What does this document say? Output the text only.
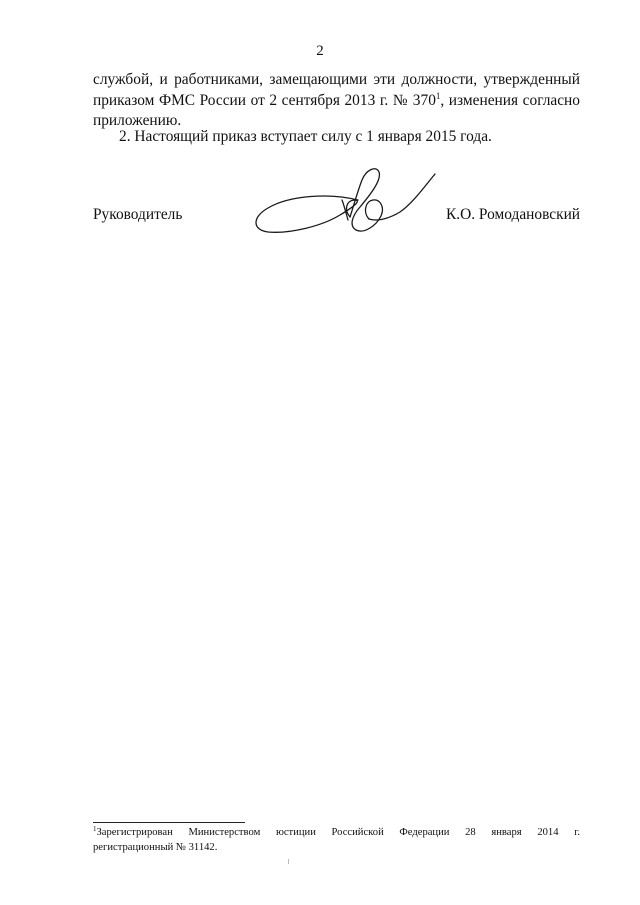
2
службой, и работниками, замещающими эти должности, утвержденный
приказом ФМС России от 2 сентября 2013 г. № $370^1$, изменения согласно
приложению.
2. Настоящий приказ вступает силу с 1 января 2015 года.
Руководитель	К.О. Ромодановский
$^1$Зарегистрирован Министерством юстиции Российской Федерации 28 января 2014 г.
регистрационный № 31142.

REQUEST
Give back the whole listing as it stands, minus its pictures.

FINAL RESULT
What does this document say? Output the text only.
2
службой, и работниками, замещающими эти должности, утвержденный
приказом ФМС России от 2 сентября 2013 г. № $370^1$, изменения согласно
приложению.
2. Настоящий приказ вступает силу с 1 января 2015 года.
Руководитель	К.О. Ромодановский
$^1$Зарегистрирован Министерством юстиции Российской Федерации 28 января 2014 г.
регистрационный № 31142.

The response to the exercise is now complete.